>> start

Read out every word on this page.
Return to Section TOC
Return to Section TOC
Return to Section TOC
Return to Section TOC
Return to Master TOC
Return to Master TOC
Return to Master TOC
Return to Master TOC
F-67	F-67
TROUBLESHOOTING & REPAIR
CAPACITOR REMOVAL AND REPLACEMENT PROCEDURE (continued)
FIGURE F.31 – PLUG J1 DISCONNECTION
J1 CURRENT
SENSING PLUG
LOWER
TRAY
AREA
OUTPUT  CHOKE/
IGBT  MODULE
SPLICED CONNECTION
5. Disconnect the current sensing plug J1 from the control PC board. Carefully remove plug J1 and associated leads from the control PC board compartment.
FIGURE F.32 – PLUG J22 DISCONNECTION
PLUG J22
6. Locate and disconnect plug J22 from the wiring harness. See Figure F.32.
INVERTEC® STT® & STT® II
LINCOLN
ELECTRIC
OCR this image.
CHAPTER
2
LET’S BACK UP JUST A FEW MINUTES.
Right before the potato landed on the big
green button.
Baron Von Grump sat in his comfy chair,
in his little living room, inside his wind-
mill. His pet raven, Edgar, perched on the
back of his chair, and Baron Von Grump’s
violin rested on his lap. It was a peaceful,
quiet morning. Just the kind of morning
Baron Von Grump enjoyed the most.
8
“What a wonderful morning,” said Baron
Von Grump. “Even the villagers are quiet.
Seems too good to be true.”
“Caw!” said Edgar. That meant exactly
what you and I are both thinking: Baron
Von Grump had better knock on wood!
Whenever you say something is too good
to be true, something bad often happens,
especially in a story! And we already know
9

>> end

# Written task:
Report how many lines in the records hold the word "quiet", giving the number and nothing else.

# Problem solution:
2